Exercise requirements →
A - In the IPv6 discussion thread, condense the paragraph that begins "If they figure out how to use IPv6" into a short bulleted list that keeps its main points.
B - Reproduce the stretch of the IPv6 discussion thread from "posted by gsb at" through "that I'm missing.", substituting "wishful thinking" for "Kool-Aid".

Reading passage →
The Future Without IPv6
May 23, 2008 11:59 PM   Subscribe

The Future Without IPv6 "...imagine you're in the business of squatting on domain names today. It's pretty easy to see that a market is going to be opening up soon allowing you to speculate on the future value of IPv4 address allocations. What would you do? You'd be trying to eat up as much of that free pool as you can before it's all gone."
posted by gsb (29 comments total) 9 users marked this as a favorite
 
Here's a comprehensive wikipedia article about IPv6 that explains the background a little bit.
posted by gsb at 12:01 AM on May 24, 2008 [1 favorite]


Can someone explain the author's last paragraph to me? Specifically:
Now, IPv6 proponents think that the cost of maintaining IPv4 address allocations will drive the transition to IPv6. I'm not so sure. In fact, I'm thinking that's Yet More Kool-Aid. There is no cost for IPv4/NAT high enough to drive adoption of IPv6, because IPv6 will never be an alternative to IPv4. The Internet will turn out to be, always and forever, the IPv4/NAT-only Internet we have today.
This sounds suspiciously like a circular argument to me, but I don't know if there's a specific technical meaning to "IPv6 will never be an alternative to IPv4" that I'm missing.
posted by chrominance at 12:34 AM on May 24, 2008


IPv6 in Japan has been the coming thing since, oh, about 1997, if memory serves me. It's still coming, despite government money being thrown at it there, and a fair amount of private money, in the form of mobile telephone network development.

If they figure out how to use IPv6 to make something, the rest of the world will follow. If they don't, eventually, China or India will. But I doubt it will be due to exhaustion of IPv4 address space considerations. More likely, it will be as a result of some killer app that exploits IPv6 end point addressing, security, or multicast support. IPTV, may, in fact, be the killer app, as a multicast service, that gets IPv6 off the ground, finally.

Given data →
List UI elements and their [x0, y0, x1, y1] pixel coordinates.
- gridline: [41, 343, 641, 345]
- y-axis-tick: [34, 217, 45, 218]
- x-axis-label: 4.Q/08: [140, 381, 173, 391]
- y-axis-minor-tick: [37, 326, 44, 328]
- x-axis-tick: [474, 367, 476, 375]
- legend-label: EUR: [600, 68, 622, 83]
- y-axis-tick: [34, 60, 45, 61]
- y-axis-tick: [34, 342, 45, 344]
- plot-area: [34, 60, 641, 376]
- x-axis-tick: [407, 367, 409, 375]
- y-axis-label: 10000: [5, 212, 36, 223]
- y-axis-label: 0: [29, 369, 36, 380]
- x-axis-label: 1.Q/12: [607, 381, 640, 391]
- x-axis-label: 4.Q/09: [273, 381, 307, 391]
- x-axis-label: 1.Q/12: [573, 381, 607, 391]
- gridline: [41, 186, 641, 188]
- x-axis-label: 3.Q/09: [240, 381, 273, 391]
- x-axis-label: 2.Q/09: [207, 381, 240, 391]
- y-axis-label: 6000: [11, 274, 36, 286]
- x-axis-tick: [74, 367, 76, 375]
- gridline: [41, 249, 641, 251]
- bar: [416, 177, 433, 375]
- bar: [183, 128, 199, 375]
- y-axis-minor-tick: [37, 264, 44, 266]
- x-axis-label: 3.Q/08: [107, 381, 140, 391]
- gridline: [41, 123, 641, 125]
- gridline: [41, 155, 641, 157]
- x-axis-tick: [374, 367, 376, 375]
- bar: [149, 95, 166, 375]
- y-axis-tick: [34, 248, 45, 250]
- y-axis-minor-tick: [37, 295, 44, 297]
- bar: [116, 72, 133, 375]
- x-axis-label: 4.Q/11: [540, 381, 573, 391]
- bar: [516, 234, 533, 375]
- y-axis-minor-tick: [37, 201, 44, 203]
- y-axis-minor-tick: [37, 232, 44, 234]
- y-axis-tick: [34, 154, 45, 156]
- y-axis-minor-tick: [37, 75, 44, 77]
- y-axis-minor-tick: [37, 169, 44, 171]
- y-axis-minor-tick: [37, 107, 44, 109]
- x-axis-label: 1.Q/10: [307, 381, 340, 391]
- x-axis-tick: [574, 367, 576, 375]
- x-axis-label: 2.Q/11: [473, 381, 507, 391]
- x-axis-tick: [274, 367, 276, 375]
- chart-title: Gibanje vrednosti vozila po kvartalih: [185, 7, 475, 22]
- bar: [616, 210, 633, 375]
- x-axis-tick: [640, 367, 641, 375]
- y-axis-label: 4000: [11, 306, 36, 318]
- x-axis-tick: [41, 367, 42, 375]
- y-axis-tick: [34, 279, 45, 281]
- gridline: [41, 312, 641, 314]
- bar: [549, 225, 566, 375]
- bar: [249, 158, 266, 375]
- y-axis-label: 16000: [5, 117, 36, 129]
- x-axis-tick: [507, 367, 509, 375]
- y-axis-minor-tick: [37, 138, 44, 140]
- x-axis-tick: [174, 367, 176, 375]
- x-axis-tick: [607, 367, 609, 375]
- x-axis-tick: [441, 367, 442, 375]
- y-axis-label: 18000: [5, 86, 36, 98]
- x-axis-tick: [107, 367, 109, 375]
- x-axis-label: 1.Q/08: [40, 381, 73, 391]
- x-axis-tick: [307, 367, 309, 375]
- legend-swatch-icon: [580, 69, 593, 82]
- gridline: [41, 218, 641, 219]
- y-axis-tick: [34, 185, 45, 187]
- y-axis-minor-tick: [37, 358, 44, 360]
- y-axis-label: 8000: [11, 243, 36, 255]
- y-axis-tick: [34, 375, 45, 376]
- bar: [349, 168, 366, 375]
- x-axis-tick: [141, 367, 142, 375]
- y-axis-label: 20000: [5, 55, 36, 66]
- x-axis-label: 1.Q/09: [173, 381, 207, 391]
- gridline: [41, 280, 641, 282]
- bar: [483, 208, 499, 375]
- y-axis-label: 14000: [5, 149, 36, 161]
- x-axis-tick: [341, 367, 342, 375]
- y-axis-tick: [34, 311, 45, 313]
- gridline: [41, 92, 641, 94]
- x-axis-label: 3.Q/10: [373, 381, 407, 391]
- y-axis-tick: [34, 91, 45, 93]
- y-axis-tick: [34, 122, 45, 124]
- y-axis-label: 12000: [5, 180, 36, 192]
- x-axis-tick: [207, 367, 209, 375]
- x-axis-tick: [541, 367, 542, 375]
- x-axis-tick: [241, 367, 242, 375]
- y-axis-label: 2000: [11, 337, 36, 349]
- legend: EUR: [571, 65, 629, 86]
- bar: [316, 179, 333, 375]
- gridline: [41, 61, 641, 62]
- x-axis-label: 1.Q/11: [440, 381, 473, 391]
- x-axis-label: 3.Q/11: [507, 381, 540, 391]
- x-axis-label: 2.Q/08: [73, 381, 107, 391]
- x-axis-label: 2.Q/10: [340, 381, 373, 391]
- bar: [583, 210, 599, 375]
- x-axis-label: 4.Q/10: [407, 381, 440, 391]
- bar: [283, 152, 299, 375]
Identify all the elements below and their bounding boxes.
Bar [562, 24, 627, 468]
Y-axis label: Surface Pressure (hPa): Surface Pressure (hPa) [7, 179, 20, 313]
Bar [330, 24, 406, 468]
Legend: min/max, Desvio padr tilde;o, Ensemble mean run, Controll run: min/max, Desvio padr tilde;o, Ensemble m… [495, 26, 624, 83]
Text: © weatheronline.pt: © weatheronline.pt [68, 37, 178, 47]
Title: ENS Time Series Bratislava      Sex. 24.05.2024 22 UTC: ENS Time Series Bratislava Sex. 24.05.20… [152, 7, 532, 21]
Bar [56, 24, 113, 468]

Answers in order →
A -
- If Japan finds a way to build something with IPv6, the rest of the world will follow. If not, China or India eventually will.
- The change probably won't come from running out of IPv4 address space.
- A killer app that uses IPv6 end point addressing, security, or multicast support is a more likely cause.
- IPTV, as a multicast service, may be the app that finally gets IPv6 going.

B -
posted by gsb at 12:01 AM on May 24, 2008 [1 favorite]


Can someone explain the author's last paragraph to me? Specifically:
Now, IPv6 proponents think that the cost of maintaining IPv4 address allocations will drive the transition to IPv6. I'm not so sure. In fact, I'm thinking that's Yet More wishful thinking. There is no cost for IPv4/NAT high enough to drive adoption of IPv6, because IPv6 will never be an alternative to IPv4. The Internet will turn out to be, always and forever, the IPv4/NAT-only Internet we have today.
This sounds suspiciously like a circular argument to me, but I don't know if there's a specific technical meaning to "IPv6 will never be an alternative to IPv4" that I'm missing.